Heela Yoon: “Social change takes time, especially when tackling big issues like violent extremism and gender inequality in Afghanistan.”

Published: May 3, 2023

In December 2022, the Taliban banned Afghan women from universities. Heela Yoon, founder and CEO of the Afghan Youth Ambassadors for Peace Organization (AYAPO), tells us how she keeps optimistic in the face of this deliberate affront to women’s and girls’ human rights.

Why did you set up the AYAPO?

My mum used to work with non-governmental organisations (NGOs) in the eastern provinces of Afghanistan, and I used to travel around with her. A lot of the programmes she worked on were for young women. When I went to villages in the eastern provinces, I discovered that young women weren’t being listened to, even though they were directly affected by many of the challenges the villages faced. This planted the seed for AYAPO.

In 2016, when I was studying at the American University of Afghanistan, we experienced a terrorist attack. My classmates and I were stuck in the building until 4 am. We later found out that 11 students and one professor had lost their lives. That is when my classmates and I decided to set up an NGO which focused on grassroots activism and preventing violent extremism through education.

What sets AYAPO apart from other NGOs?

Many of the programmes initiated by NGOs in Afghanistan – whether to do with peace, education, gender equality or leadership – don’t involve youth. And if they are specifically aimed at youth, they don’t involve young women. Often, when you go to local communities and speak to young people, they’ve never been given a platform, or a chance to speak about their concerns, or asked how they might be involved in decision-making. Our goal is to place these young people at the centre of bigger programmes, such as UN resolutions or laws related to young people, and to place these programmes in a local context so that the young people who are affected by them can be a part of the change.

** Data segment **
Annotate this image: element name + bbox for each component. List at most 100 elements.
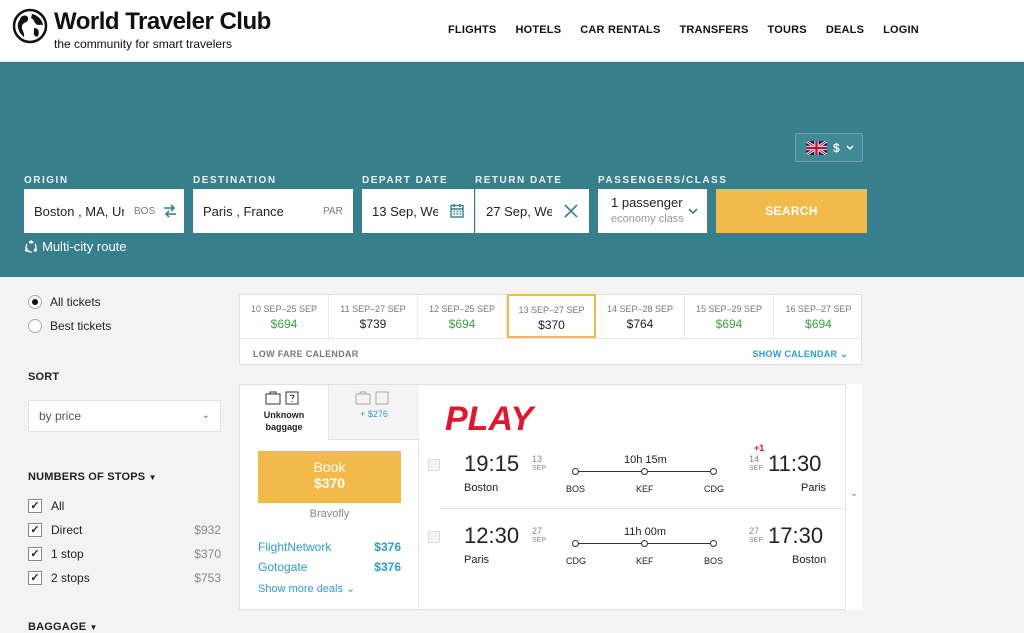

** Required task A **
In the Heela Yoon interview, which kinds of NGO programmes in Afghanistan does she name as often leaving out youth? List each one.
** Required task B **
Continue the Heela Yoon interview from the point where it stops.

** Output A **
- Peace
- Education
- Gender equality
- Leadership

** Output B **
How old were you when you set up AYAPO?

I was 19, so quite young, and I was working with peace-building organisations. This meant I was able to implement all the things I was learning in my own organisation. It was a struggle in the beginning. When you’re young, you’re overly ambitious and you want change to happen very quickly. This is something I’ve learned while working with NGOs; social change takes time, especially when tackling big issues like violent extremism and gender inequality in countries like Afghanistan.

Why is it important to you to empower young Afghans?

In Afghanistan, 60% of the population is under 30 and yet they’re not included in decision-making why AYAPO works from the bottom up. We want to bring about sustainable change in local communities. Another reason is that young women in Afghanistan experience war, violence and poverty differently, and are the most affected. We want to empower young women so that they can create change and build peace within their own communities.

Photo credit: One Young World
Peacebuilding dialogue on girls education – Photo Credit: AYAPO
Emergency support to victims of the Paktika earthquake

How do you train youth and young women to be peace-builders?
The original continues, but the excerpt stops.